EXERCISE GOAL: Tally up the lines below with "brand" in them. Answer with the number only.

[Start of section]

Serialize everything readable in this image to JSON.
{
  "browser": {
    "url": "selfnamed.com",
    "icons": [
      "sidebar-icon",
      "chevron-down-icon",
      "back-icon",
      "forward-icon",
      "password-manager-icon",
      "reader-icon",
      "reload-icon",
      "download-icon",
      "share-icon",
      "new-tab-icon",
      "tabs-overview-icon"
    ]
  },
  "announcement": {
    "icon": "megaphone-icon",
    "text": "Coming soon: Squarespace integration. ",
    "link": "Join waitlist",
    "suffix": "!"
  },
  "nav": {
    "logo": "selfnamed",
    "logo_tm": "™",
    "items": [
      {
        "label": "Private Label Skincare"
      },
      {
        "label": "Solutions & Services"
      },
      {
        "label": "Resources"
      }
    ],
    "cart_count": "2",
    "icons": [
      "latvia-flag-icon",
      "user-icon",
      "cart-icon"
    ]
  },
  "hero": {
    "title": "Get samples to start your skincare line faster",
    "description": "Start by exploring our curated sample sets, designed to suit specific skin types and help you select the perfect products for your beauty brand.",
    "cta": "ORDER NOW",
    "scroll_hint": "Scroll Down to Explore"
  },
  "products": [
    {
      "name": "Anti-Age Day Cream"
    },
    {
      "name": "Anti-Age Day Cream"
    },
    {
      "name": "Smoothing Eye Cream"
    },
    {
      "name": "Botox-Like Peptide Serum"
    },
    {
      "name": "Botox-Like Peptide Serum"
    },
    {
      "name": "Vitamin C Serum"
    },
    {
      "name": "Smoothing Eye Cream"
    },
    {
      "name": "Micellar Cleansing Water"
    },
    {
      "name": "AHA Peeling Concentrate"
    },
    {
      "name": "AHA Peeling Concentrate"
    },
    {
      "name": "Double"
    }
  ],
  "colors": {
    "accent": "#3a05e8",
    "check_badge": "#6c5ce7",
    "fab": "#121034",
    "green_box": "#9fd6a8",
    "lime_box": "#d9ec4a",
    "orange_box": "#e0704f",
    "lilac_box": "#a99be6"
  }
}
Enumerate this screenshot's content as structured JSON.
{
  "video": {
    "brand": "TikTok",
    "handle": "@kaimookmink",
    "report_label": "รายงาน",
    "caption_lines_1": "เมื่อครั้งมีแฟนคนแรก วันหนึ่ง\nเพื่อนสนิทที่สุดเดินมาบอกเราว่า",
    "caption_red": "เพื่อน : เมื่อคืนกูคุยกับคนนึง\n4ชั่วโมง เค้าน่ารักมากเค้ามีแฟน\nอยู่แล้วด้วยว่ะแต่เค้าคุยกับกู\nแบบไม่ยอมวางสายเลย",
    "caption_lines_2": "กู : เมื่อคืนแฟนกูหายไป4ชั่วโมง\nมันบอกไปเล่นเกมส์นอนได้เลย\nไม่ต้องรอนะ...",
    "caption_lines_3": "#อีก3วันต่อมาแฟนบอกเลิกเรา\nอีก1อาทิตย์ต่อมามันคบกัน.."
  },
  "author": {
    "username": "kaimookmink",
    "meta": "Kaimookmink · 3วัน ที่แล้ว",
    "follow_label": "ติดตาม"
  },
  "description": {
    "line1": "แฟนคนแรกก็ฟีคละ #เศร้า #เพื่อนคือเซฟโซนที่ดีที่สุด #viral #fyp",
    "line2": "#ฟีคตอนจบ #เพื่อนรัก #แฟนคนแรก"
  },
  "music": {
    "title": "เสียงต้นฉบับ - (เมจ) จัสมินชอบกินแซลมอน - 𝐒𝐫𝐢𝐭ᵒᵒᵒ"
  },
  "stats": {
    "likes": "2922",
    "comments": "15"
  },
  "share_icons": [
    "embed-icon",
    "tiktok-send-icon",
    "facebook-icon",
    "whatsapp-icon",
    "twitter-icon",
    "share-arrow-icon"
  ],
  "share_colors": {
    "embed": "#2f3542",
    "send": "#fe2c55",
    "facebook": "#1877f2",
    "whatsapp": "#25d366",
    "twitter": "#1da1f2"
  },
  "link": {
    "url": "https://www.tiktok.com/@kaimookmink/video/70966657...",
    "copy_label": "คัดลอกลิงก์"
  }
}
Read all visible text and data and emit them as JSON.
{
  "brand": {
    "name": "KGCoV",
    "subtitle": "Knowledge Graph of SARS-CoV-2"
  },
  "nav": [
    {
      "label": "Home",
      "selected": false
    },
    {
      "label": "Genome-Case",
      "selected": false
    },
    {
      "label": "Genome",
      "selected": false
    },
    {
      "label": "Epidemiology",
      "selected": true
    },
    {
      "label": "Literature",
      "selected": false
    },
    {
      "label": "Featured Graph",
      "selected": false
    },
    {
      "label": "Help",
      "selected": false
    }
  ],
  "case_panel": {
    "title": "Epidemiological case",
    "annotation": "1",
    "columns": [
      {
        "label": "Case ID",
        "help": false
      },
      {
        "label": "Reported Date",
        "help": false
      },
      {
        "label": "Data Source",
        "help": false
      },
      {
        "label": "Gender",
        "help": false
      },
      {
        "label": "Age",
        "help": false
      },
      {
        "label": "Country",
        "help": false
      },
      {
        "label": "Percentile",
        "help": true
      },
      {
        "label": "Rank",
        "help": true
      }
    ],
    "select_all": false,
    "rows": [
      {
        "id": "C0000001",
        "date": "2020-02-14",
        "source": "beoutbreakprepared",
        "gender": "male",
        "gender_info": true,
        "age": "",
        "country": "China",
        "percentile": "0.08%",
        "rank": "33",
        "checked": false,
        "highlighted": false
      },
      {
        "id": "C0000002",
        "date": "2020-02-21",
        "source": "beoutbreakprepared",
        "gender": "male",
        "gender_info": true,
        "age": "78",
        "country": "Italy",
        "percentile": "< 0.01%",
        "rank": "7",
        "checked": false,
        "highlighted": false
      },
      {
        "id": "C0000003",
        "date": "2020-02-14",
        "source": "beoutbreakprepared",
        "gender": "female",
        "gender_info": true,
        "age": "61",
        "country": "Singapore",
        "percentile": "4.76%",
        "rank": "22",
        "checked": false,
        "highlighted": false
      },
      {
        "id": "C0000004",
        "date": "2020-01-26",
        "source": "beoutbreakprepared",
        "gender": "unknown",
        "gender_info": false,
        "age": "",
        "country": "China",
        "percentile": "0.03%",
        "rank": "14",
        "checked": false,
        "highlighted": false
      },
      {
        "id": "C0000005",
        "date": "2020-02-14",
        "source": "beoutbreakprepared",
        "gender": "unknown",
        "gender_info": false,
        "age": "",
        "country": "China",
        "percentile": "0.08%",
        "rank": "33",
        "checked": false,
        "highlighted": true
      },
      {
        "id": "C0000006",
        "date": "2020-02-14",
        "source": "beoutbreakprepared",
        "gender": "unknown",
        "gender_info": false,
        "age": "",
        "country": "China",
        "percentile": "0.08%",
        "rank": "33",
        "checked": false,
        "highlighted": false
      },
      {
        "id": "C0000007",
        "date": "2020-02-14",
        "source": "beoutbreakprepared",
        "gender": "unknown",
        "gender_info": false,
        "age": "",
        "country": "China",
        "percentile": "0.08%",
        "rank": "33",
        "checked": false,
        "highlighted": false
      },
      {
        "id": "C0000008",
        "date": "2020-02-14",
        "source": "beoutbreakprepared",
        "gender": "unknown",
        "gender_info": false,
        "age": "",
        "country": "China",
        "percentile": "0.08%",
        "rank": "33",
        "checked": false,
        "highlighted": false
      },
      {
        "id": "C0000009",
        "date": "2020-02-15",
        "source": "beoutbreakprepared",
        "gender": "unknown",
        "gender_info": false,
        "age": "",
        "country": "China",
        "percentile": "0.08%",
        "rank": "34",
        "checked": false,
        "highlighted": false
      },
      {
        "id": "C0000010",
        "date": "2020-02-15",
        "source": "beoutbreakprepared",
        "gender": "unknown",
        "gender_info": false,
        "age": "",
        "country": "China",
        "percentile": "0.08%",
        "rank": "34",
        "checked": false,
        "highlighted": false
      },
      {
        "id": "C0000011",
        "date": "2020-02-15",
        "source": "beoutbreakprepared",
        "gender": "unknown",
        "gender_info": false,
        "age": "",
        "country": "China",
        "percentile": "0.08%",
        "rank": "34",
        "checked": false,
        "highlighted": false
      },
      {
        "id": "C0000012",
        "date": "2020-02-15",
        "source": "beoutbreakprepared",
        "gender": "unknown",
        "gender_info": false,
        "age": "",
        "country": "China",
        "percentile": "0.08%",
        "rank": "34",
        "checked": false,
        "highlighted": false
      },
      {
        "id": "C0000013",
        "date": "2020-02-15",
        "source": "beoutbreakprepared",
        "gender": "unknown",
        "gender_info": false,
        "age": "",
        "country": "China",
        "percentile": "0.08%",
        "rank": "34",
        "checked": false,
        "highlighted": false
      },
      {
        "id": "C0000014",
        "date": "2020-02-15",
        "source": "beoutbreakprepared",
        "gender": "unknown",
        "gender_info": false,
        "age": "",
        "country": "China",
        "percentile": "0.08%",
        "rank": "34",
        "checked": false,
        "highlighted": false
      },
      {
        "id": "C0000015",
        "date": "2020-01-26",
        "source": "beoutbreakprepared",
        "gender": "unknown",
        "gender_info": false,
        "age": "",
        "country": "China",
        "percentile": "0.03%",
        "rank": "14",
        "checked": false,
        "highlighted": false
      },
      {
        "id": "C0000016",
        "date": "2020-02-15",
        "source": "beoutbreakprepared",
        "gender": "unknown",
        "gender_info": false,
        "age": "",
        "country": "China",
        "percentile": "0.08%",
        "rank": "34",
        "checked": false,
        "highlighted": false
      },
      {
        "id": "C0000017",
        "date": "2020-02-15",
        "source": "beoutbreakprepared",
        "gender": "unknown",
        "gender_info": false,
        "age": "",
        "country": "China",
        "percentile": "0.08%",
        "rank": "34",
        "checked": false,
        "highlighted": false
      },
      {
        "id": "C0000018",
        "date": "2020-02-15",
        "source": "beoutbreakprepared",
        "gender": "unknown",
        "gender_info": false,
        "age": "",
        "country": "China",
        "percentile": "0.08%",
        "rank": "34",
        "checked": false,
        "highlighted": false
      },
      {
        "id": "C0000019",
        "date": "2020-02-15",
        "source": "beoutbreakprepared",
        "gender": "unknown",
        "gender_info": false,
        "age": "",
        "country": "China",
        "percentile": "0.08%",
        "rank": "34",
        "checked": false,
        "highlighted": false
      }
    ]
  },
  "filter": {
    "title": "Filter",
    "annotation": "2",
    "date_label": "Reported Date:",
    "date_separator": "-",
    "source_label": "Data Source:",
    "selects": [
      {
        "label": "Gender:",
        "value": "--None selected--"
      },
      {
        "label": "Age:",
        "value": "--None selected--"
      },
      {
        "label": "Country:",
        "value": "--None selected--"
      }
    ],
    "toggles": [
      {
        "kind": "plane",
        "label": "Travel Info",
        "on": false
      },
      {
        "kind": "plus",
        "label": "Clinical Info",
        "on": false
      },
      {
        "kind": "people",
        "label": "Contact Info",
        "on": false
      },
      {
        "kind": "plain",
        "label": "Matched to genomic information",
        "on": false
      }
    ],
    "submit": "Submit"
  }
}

[End of section]

WRITTEN ANSWER: 3